# Goal
Copy each line of the material below that includes the string "JSON".

(Entries with figure data)
'''
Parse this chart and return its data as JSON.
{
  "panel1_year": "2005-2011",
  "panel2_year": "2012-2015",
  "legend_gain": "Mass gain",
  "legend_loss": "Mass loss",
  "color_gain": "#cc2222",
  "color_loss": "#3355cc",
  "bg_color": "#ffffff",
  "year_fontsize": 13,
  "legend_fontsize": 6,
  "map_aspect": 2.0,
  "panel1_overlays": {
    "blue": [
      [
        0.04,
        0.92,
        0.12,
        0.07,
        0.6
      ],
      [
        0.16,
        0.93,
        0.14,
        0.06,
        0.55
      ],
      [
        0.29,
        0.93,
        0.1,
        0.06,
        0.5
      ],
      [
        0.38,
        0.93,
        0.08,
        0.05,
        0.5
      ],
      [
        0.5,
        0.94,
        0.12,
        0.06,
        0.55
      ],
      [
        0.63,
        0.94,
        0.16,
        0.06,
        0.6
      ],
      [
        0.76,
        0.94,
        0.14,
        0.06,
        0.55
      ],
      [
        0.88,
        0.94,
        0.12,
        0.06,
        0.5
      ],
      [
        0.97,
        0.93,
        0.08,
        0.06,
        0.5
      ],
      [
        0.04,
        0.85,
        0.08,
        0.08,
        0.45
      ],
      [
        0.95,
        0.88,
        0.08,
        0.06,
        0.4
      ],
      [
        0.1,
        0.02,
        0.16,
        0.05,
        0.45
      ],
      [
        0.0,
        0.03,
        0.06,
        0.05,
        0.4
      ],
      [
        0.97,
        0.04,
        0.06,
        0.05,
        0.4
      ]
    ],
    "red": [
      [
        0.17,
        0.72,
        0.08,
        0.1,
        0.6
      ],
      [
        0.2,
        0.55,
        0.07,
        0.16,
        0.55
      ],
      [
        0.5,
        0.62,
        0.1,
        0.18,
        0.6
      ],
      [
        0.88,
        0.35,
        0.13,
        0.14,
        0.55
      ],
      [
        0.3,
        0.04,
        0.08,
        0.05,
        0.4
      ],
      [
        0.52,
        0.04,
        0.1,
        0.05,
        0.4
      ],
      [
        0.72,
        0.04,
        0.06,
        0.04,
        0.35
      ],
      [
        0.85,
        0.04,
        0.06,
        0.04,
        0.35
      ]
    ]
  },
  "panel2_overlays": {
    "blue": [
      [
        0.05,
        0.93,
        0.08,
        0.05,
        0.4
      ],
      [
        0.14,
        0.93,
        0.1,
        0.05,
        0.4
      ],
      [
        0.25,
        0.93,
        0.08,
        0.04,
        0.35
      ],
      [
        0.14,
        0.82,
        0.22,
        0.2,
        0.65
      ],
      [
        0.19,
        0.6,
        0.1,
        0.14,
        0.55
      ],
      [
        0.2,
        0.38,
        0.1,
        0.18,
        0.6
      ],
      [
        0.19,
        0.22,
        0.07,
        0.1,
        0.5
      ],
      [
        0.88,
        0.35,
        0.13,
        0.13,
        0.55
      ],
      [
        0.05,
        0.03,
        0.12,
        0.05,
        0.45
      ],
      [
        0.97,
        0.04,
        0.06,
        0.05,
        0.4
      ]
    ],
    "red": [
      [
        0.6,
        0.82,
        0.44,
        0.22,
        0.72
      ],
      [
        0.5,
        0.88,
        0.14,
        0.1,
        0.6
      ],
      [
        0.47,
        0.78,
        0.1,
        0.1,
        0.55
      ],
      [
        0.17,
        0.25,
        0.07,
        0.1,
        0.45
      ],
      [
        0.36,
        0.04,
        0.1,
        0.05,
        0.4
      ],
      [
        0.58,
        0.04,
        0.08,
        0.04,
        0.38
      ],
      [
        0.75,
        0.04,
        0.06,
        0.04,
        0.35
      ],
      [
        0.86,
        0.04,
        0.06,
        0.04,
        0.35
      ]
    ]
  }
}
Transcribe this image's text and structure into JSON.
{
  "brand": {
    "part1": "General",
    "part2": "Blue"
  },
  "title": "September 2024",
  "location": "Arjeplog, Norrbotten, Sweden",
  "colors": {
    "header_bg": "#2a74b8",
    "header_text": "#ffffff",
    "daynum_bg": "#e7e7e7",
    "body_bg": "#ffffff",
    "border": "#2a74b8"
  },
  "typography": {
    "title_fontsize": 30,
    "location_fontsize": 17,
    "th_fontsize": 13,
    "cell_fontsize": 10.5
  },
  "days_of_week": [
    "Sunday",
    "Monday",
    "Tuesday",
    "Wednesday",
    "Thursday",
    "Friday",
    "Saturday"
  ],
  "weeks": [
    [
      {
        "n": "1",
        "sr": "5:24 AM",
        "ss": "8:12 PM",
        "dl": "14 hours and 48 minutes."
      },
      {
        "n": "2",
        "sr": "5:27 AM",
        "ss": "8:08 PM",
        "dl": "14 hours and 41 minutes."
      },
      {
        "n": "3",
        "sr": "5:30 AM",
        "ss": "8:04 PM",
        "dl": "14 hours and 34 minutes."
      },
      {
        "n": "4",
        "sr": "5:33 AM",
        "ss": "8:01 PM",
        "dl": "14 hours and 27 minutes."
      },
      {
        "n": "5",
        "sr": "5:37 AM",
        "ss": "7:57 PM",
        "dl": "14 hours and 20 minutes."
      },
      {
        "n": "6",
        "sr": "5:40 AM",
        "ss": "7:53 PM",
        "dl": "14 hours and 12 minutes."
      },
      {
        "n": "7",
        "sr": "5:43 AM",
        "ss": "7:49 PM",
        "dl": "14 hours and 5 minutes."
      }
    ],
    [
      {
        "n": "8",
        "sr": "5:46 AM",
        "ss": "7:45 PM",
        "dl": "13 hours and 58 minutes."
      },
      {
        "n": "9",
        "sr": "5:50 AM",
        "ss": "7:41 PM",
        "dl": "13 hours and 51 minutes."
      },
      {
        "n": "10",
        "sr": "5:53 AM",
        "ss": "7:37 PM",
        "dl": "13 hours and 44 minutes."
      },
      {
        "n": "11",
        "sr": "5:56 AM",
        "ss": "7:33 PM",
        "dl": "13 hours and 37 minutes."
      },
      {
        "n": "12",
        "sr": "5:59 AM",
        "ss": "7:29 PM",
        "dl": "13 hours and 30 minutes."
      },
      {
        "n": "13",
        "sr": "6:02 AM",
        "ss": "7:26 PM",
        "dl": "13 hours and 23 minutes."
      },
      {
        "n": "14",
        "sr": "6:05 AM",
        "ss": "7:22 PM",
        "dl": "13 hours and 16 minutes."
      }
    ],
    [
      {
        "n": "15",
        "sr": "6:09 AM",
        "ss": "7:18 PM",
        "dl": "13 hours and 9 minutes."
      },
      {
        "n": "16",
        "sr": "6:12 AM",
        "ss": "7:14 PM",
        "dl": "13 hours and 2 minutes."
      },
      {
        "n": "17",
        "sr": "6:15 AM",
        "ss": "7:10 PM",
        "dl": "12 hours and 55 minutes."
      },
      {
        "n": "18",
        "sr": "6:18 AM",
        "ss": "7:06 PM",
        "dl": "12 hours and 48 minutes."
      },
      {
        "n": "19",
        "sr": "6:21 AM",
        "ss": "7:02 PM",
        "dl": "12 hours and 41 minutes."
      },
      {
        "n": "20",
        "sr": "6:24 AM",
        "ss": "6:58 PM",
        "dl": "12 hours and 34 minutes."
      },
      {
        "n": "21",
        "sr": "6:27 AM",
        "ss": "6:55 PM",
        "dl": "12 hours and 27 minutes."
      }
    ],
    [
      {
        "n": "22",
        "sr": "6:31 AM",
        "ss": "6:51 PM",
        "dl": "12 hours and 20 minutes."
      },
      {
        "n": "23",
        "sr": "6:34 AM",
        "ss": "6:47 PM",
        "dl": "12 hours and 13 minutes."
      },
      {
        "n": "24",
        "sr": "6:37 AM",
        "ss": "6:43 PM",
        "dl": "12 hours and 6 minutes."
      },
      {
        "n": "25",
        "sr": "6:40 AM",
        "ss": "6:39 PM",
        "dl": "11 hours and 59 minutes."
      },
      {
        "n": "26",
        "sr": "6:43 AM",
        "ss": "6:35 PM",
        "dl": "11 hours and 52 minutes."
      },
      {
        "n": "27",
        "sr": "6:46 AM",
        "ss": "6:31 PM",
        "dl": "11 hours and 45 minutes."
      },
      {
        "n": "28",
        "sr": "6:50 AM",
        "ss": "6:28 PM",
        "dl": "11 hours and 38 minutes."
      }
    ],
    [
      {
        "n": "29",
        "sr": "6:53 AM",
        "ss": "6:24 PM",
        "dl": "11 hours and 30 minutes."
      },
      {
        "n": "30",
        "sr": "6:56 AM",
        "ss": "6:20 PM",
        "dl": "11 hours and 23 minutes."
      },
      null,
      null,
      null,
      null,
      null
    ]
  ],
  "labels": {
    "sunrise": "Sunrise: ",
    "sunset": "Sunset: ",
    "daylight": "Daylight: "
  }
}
'''
# Problem solution
Parse this chart and return its data as JSON.
Transcribe this image's text and structure into JSON.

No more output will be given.